Problem statement
Output every line of the material exactly, omitting images.

Material provided
· · ·

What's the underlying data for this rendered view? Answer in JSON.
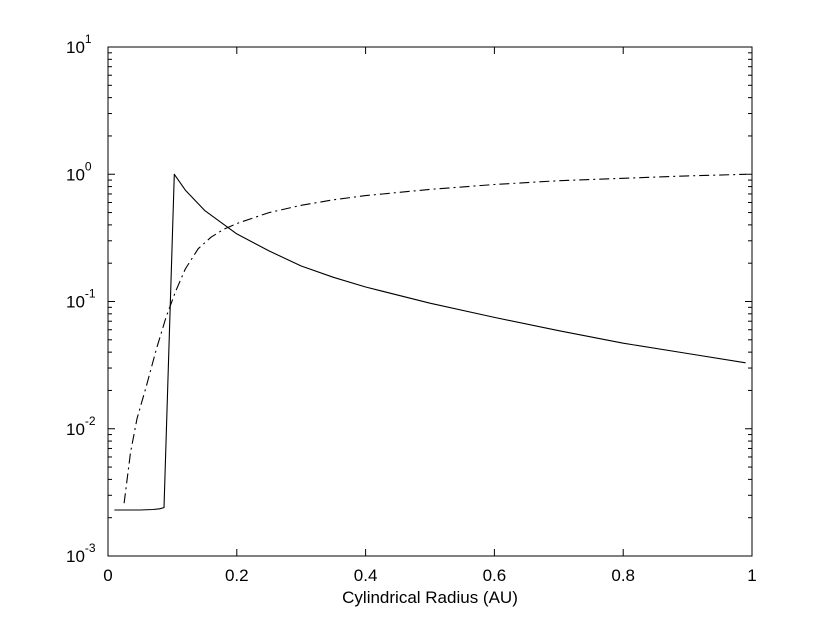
{
  "chart_data": {
    "type": "line",
    "title": "",
    "xlabel": "Cylindrical Radius (AU)",
    "ylabel": "",
    "xlim": [
      0,
      1
    ],
    "ylim": [
      0.001,
      10
    ],
    "yscale": "log",
    "grid": false,
    "legend": "none",
    "xticks": [
      0,
      0.2,
      0.4,
      0.6,
      0.8,
      1
    ],
    "xtick_labels": [
      "0",
      "0.2",
      "0.4",
      "0.6",
      "0.8",
      "1"
    ],
    "yticks": [
      0.001,
      0.01,
      0.1,
      1,
      10
    ],
    "ytick_labels": [
      {
        "base": "10",
        "exp": "-3"
      },
      {
        "base": "10",
        "exp": "-2"
      },
      {
        "base": "10",
        "exp": "-1"
      },
      {
        "base": "10",
        "exp": "0"
      },
      {
        "base": "10",
        "exp": "1"
      }
    ],
    "series": [
      {
        "style": "solid",
        "color": "#000000",
        "x": [
          0.01,
          0.03,
          0.05,
          0.07,
          0.08,
          0.087,
          0.103,
          0.12,
          0.15,
          0.2,
          0.25,
          0.3,
          0.35,
          0.4,
          0.5,
          0.6,
          0.7,
          0.8,
          0.9,
          0.99
        ],
        "y": [
          0.0023,
          0.0023,
          0.0023,
          0.00232,
          0.00235,
          0.0024,
          1.0,
          0.75,
          0.52,
          0.34,
          0.25,
          0.19,
          0.155,
          0.13,
          0.097,
          0.075,
          0.059,
          0.047,
          0.039,
          0.033
        ]
      },
      {
        "style": "dash-dot",
        "color": "#000000",
        "x": [
          0.025,
          0.035,
          0.045,
          0.06,
          0.075,
          0.09,
          0.105,
          0.12,
          0.14,
          0.16,
          0.18,
          0.2,
          0.25,
          0.3,
          0.35,
          0.4,
          0.5,
          0.6,
          0.7,
          0.8,
          0.9,
          0.99
        ],
        "y": [
          0.0026,
          0.0065,
          0.012,
          0.022,
          0.042,
          0.075,
          0.12,
          0.18,
          0.26,
          0.32,
          0.37,
          0.41,
          0.5,
          0.57,
          0.63,
          0.68,
          0.76,
          0.83,
          0.89,
          0.93,
          0.97,
          1.0
        ]
      }
    ]
  }
}
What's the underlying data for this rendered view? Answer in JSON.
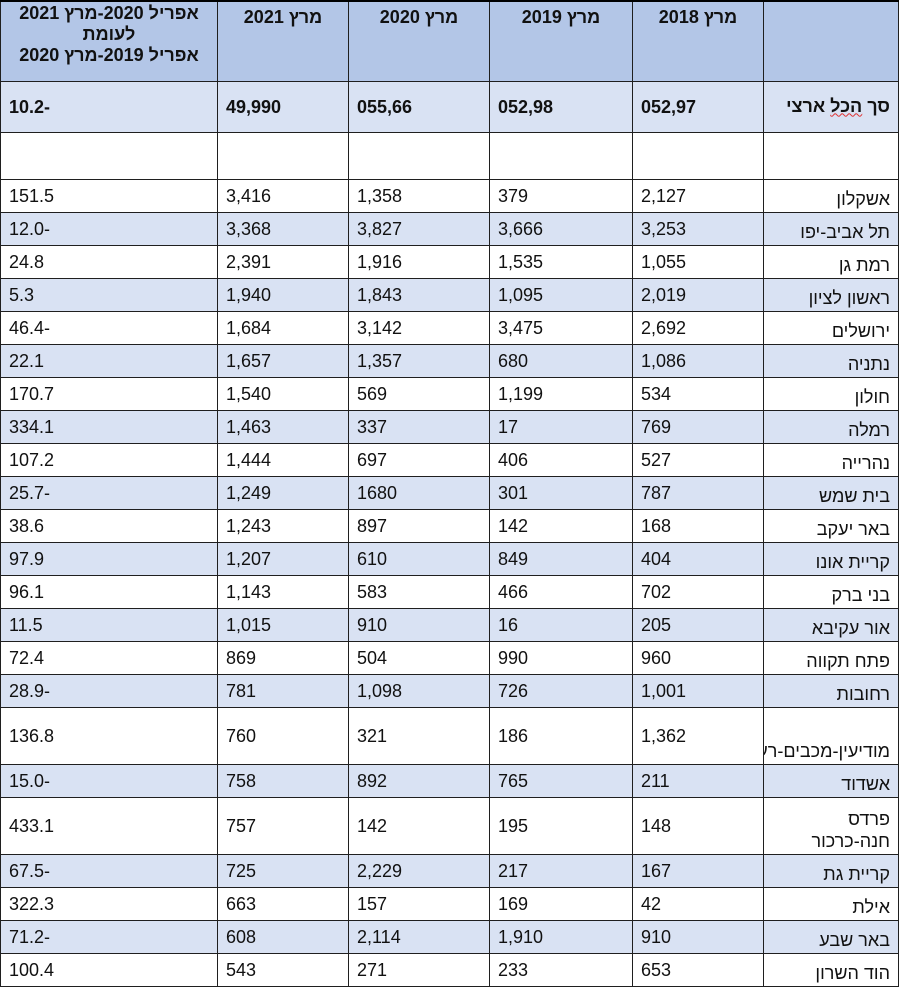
{
  "header": {
    "c0": "",
    "c1": "מרץ 2018",
    "c2": "מרץ 2019",
    "c3": "מרץ 2020",
    "c4": "מרץ 2021",
    "c5_line1": "אפריל 2020-מרץ 2021",
    "c5_line2": "לעומת",
    "c5_line3": "אפריל 2019-מרץ 2020"
  },
  "total": {
    "prefix": "סך ",
    "underlined": "הכל",
    "suffix": " ארצי",
    "v2018": "052,97",
    "v2019": "052,98",
    "v2020": "055,66",
    "v2021": "49,990",
    "pct": "-10.2"
  },
  "rows": [
    {
      "city": "אשקלון",
      "v2018": "2,127",
      "v2019": "379",
      "v2020": "1,358",
      "v2021": "3,416",
      "pct": "151.5"
    },
    {
      "city": "תל אביב-יפו",
      "v2018": "3,253",
      "v2019": "3,666",
      "v2020": "3,827",
      "v2021": "3,368",
      "pct": "-12.0"
    },
    {
      "city": "רמת גן",
      "v2018": "1,055",
      "v2019": "1,535",
      "v2020": "1,916",
      "v2021": "2,391",
      "pct": "24.8"
    },
    {
      "city": "ראשון לציון",
      "v2018": "2,019",
      "v2019": "1,095",
      "v2020": "1,843",
      "v2021": "1,940",
      "pct": "5.3"
    },
    {
      "city": "ירושלים",
      "v2018": "2,692",
      "v2019": "3,475",
      "v2020": "3,142",
      "v2021": "1,684",
      "pct": "-46.4"
    },
    {
      "city": "נתניה",
      "v2018": "1,086",
      "v2019": "680",
      "v2020": "1,357",
      "v2021": "1,657",
      "pct": "22.1"
    },
    {
      "city": "חולון",
      "v2018": "534",
      "v2019": "1,199",
      "v2020": "569",
      "v2021": "1,540",
      "pct": "170.7"
    },
    {
      "city": "רמלה",
      "v2018": "769",
      "v2019": "17",
      "v2020": "337",
      "v2021": "1,463",
      "pct": "334.1"
    },
    {
      "city": "נהרייה",
      "v2018": "527",
      "v2019": "406",
      "v2020": "697",
      "v2021": "1,444",
      "pct": "107.2"
    },
    {
      "city": "בית שמש",
      "v2018": "787",
      "v2019": "301",
      "v2020": "1680",
      "v2021": "1,249",
      "pct": "-25.7"
    },
    {
      "city": "באר יעקב",
      "v2018": "168",
      "v2019": "142",
      "v2020": "897",
      "v2021": "1,243",
      "pct": "38.6"
    },
    {
      "city": "קריית אונו",
      "v2018": "404",
      "v2019": "849",
      "v2020": "610",
      "v2021": "1,207",
      "pct": "97.9"
    },
    {
      "city": "בני ברק",
      "v2018": "702",
      "v2019": "466",
      "v2020": "583",
      "v2021": "1,143",
      "pct": "96.1"
    },
    {
      "city": "אור עקיבא",
      "v2018": "205",
      "v2019": "16",
      "v2020": "910",
      "v2021": "1,015",
      "pct": "11.5"
    },
    {
      "city": "פתח תקווה",
      "v2018": "960",
      "v2019": "990",
      "v2020": "504",
      "v2021": "869",
      "pct": "72.4"
    },
    {
      "city": "רחובות",
      "v2018": "1,001",
      "v2019": "726",
      "v2020": "1,098",
      "v2021": "781",
      "pct": "-28.9"
    },
    {
      "city": "מודיעין-מכבים-רעות",
      "v2018": "1,362",
      "v2019": "186",
      "v2020": "321",
      "v2021": "760",
      "pct": "136.8",
      "tall": true
    },
    {
      "city": "אשדוד",
      "v2018": "211",
      "v2019": "765",
      "v2020": "892",
      "v2021": "758",
      "pct": "-15.0"
    },
    {
      "city": "פרדס חנה-כרכור",
      "v2018": "148",
      "v2019": "195",
      "v2020": "142",
      "v2021": "757",
      "pct": "433.1",
      "tall": true
    },
    {
      "city": "קריית גת",
      "v2018": "167",
      "v2019": "217",
      "v2020": "2,229",
      "v2021": "725",
      "pct": "-67.5"
    },
    {
      "city": "אילת",
      "v2018": "42",
      "v2019": "169",
      "v2020": "157",
      "v2021": "663",
      "pct": "322.3"
    },
    {
      "city": "באר שבע",
      "v2018": "910",
      "v2019": "1,910",
      "v2020": "2,114",
      "v2021": "608",
      "pct": "-71.2"
    },
    {
      "city": "הוד השרון",
      "v2018": "653",
      "v2019": "233",
      "v2020": "271",
      "v2021": "543",
      "pct": "100.4"
    }
  ]
}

· · ·

Solution for this problem
What's the underlying data for this rendered view? Answer in JSON.
{
  "chart_data": {
    "type": "line",
    "title": "",
    "xlabel": "Cylindrical Radius (AU)",
    "ylabel": "",
    "xlim": [
      0,
      1
    ],
    "ylim": [
      0.001,
      10
    ],
    "yscale": "log",
    "grid": false,
    "legend": "none",
    "xticks": [
      0,
      0.2,
      0.4,
      0.6,
      0.8,
      1
    ],
    "xtick_labels": [
      "0",
      "0.2",
      "0.4",
      "0.6",
      "0.8",
      "1"
    ],
    "yticks": [
      0.001,
      0.01,
      0.1,
      1,
      10
    ],
    "ytick_labels": [
      {
        "base": "10",
        "exp": "-3"
      },
      {
        "base": "10",
        "exp": "-2"
      },
      {
        "base": "10",
        "exp": "-1"
      },
      {
        "base": "10",
        "exp": "0"
      },
      {
        "base": "10",
        "exp": "1"
      }
    ],
    "series": [
      {
        "style": "solid",
        "color": "#000000",
        "x": [
          0.01,
          0.03,
          0.05,
          0.07,
          0.08,
          0.087,
          0.103,
          0.12,
          0.15,
          0.2,
          0.25,
          0.3,
          0.35,
          0.4,
          0.5,
          0.6,
          0.7,
          0.8,
          0.9,
          0.99
        ],
        "y": [
          0.0023,
          0.0023,
          0.0023,
          0.00232,
          0.00235,
          0.0024,
          1.0,
          0.75,
          0.52,
          0.34,
          0.25,
          0.19,
          0.155,
          0.13,
          0.097,
          0.075,
          0.059,
          0.047,
          0.039,
          0.033
        ]
      },
      {
        "style": "dash-dot",
        "color": "#000000",
        "x": [
          0.025,
          0.035,
          0.045,
          0.06,
          0.075,
          0.09,
          0.105,
          0.12,
          0.14,
          0.16,
          0.18,
          0.2,
          0.25,
          0.3,
          0.35,
          0.4,
          0.5,
          0.6,
          0.7,
          0.8,
          0.9,
          0.99
        ],
        "y": [
          0.0026,
          0.0065,
          0.012,
          0.022,
          0.042,
          0.075,
          0.12,
          0.18,
          0.26,
          0.32,
          0.37,
          0.41,
          0.5,
          0.57,
          0.63,
          0.68,
          0.76,
          0.83,
          0.89,
          0.93,
          0.97,
          1.0
        ]
      }
    ]
  }
}
What's the underlying data for this rendered view? Answer in JSON.
{
  "header": {
    "c0": "",
    "c1": "מרץ 2018",
    "c2": "מרץ 2019",
    "c3": "מרץ 2020",
    "c4": "מרץ 2021",
    "c5_line1": "אפריל 2020-מרץ 2021",
    "c5_line2": "לעומת",
    "c5_line3": "אפריל 2019-מרץ 2020"
  },
  "total": {
    "prefix": "סך ",
    "underlined": "הכל",
    "suffix": " ארצי",
    "v2018": "052,97",
    "v2019": "052,98",
    "v2020": "055,66",
    "v2021": "49,990",
    "pct": "-10.2"
  },
  "rows": [
    {
      "city": "אשקלון",
      "v2018": "2,127",
      "v2019": "379",
      "v2020": "1,358",
      "v2021": "3,416",
      "pct": "151.5"
    },
    {
      "city": "תל אביב-יפו",
      "v2018": "3,253",
      "v2019": "3,666",
      "v2020": "3,827",
      "v2021": "3,368",
      "pct": "-12.0"
    },
    {
      "city": "רמת גן",
      "v2018": "1,055",
      "v2019": "1,535",
      "v2020": "1,916",
      "v2021": "2,391",
      "pct": "24.8"
    },
    {
      "city": "ראשון לציון",
      "v2018": "2,019",
      "v2019": "1,095",
      "v2020": "1,843",
      "v2021": "1,940",
      "pct": "5.3"
    },
    {
      "city": "ירושלים",
      "v2018": "2,692",
      "v2019": "3,475",
      "v2020": "3,142",
      "v2021": "1,684",
      "pct": "-46.4"
    },
    {
      "city": "נתניה",
      "v2018": "1,086",
      "v2019": "680",
      "v2020": "1,357",
      "v2021": "1,657",
      "pct": "22.1"
    },
    {
      "city": "חולון",
      "v2018": "534",
      "v2019": "1,199",
      "v2020": "569",
      "v2021": "1,540",
      "pct": "170.7"
    },
    {
      "city": "רמלה",
      "v2018": "769",
      "v2019": "17",
      "v2020": "337",
      "v2021": "1,463",
      "pct": "334.1"
    },
    {
      "city": "נהרייה",
      "v2018": "527",
      "v2019": "406",
      "v2020": "697",
      "v2021": "1,444",
      "pct": "107.2"
    },
    {
      "city": "בית שמש",
      "v2018": "787",
      "v2019": "301",
      "v2020": "1680",
      "v2021": "1,249",
      "pct": "-25.7"
    },
    {
      "city": "באר יעקב",
      "v2018": "168",
      "v2019": "142",
      "v2020": "897",
      "v2021": "1,243",
      "pct": "38.6"
    },
    {
      "city": "קריית אונו",
      "v2018": "404",
      "v2019": "849",
      "v2020": "610",
      "v2021": "1,207",
      "pct": "97.9"
    },
    {
      "city": "בני ברק",
      "v2018": "702",
      "v2019": "466",
      "v2020": "583",
      "v2021": "1,143",
      "pct": "96.1"
    },
    {
      "city": "אור עקיבא",
      "v2018": "205",
      "v2019": "16",
      "v2020": "910",
      "v2021": "1,015",
      "pct": "11.5"
    },
    {
      "city": "פתח תקווה",
      "v2018": "960",
      "v2019": "990",
      "v2020": "504",
      "v2021": "869",
      "pct": "72.4"
    },
    {
      "city": "רחובות",
      "v2018": "1,001",
      "v2019": "726",
      "v2020": "1,098",
      "v2021": "781",
      "pct": "-28.9"
    },
    {
      "city": "מודיעין-מכבים-רעות",
      "v2018": "1,362",
      "v2019": "186",
      "v2020": "321",
      "v2021": "760",
      "pct": "136.8",
      "tall": true
    },
    {
      "city": "אשדוד",
      "v2018": "211",
      "v2019": "765",
      "v2020": "892",
      "v2021": "758",
      "pct": "-15.0"
    },
    {
      "city": "פרדס חנה-כרכור",
      "v2018": "148",
      "v2019": "195",
      "v2020": "142",
      "v2021": "757",
      "pct": "433.1",
      "tall": true
    },
    {
      "city": "קריית גת",
      "v2018": "167",
      "v2019": "217",
      "v2020": "2,229",
      "v2021": "725",
      "pct": "-67.5"
    },
    {
      "city": "אילת",
      "v2018": "42",
      "v2019": "169",
      "v2020": "157",
      "v2021": "663",
      "pct": "322.3"
    },
    {
      "city": "באר שבע",
      "v2018": "910",
      "v2019": "1,910",
      "v2020": "2,114",
      "v2021": "608",
      "pct": "-71.2"
    },
    {
      "city": "הוד השרון",
      "v2018": "653",
      "v2019": "233",
      "v2020": "271",
      "v2021": "543",
      "pct": "100.4"
    }
  ]
}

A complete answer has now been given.